Start Excerpt provided

List partitioning is suitable for storing data whose columns contain a small number of enum values, and you often query and manage data based on these enum values. For example, columns represent geographical locations, states, and categories. Each value in a column represents an independent category. By partitioning data based on enum values, you can improve query performance and facilitate data management.
List partitioning is particularly useful for scenarios where a partition needs to include multiple values for each partitioning column. For example, if a table includes the City
column representing the city where an individual is from, and you often query and manage data by states and cities. At table creation, you can use the City
column as the partitioning column for List Partitioning and specify that data of various cities within the same state are placed in one partition, for example PARTITION pCalifornia VALUES IN ("Los Angeles", "San Francisco", "San Diego")
. This method can accelerate queries based on states and cities while facilitating data management.
If a partition only needs to contain data with the same value of each partitioning column, it is recommended to use expression partitioning.

End Excerpt provided
Start Provided data

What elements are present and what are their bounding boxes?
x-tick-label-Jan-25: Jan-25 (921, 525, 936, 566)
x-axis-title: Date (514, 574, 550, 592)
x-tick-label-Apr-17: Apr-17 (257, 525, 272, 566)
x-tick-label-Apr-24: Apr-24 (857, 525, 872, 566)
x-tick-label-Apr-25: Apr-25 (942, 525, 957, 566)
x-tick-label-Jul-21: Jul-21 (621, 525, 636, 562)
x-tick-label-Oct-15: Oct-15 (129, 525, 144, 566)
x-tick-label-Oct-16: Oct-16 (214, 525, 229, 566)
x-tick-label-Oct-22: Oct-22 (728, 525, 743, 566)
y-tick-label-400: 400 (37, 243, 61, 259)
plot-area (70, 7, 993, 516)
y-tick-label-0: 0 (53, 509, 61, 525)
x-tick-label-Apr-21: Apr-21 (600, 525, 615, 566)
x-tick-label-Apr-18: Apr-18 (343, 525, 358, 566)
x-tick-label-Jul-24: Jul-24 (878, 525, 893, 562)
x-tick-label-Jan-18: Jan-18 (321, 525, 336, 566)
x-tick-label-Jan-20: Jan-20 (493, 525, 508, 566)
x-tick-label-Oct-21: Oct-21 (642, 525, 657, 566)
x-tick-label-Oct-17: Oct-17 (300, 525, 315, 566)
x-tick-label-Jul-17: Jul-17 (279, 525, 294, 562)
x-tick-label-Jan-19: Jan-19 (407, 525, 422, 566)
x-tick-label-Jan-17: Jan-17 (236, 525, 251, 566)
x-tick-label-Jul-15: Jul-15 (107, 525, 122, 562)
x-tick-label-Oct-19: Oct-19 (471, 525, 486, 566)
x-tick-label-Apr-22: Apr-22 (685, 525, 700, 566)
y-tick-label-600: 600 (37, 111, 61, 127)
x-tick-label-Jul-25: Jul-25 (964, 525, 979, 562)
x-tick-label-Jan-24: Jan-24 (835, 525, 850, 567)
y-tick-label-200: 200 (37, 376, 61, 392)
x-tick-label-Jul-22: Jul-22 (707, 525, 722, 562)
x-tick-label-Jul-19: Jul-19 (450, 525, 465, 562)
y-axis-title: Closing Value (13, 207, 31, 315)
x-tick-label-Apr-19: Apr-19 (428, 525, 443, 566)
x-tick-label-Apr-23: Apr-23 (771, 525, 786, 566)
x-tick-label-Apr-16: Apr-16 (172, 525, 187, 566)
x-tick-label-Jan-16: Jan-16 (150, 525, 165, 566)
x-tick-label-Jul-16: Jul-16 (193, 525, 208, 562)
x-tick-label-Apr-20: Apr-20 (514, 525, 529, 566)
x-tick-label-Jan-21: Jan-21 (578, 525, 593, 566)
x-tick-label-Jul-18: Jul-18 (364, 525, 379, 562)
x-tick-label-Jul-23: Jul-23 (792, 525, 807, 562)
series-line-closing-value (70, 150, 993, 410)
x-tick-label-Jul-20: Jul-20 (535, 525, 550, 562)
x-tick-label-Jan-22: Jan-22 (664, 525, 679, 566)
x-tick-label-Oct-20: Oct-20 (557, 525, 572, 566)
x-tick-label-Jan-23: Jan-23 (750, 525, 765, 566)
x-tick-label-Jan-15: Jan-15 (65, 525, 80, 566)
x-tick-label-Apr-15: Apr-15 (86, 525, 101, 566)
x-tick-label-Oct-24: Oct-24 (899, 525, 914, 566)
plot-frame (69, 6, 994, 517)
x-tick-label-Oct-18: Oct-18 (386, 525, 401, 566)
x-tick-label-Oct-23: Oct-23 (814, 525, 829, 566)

End Provided data

> _Written problem 1_
From the list partitioning excerpt, please print the passage that begins at the words "List partitioning is suitable" and stops after "facilitate data management.".
> _Written problem 2_
Rewrite the records from their first line through the line that contains "y-tick-label-0: 0 (53, 509, 61, 525)", changing "plot-area" to "chart-area" and leaving everything else as it is. Return only those lines.

> _Worked answer 1_
List partitioning is suitable for storing data whose columns contain a small number of enum values, and you often query and manage data based on these enum values. For example, columns represent geographical locations, states, and categories. Each value in a column represents an independent category. By partitioning data based on enum values, you can improve query performance and facilitate data management.

> _Worked answer 2_
What elements are present and what are their bounding boxes?
x-tick-label-Jan-25: Jan-25 (921, 525, 936, 566)
x-axis-title: Date (514, 574, 550, 592)
x-tick-label-Apr-17: Apr-17 (257, 525, 272, 566)
x-tick-label-Apr-24: Apr-24 (857, 525, 872, 566)
x-tick-label-Apr-25: Apr-25 (942, 525, 957, 566)
x-tick-label-Jul-21: Jul-21 (621, 525, 636, 562)
x-tick-label-Oct-15: Oct-15 (129, 525, 144, 566)
x-tick-label-Oct-16: Oct-16 (214, 525, 229, 566)
x-tick-label-Oct-22: Oct-22 (728, 525, 743, 566)
y-tick-label-400: 400 (37, 243, 61, 259)
chart-area (70, 7, 993, 516)
y-tick-label-0: 0 (53, 509, 61, 525)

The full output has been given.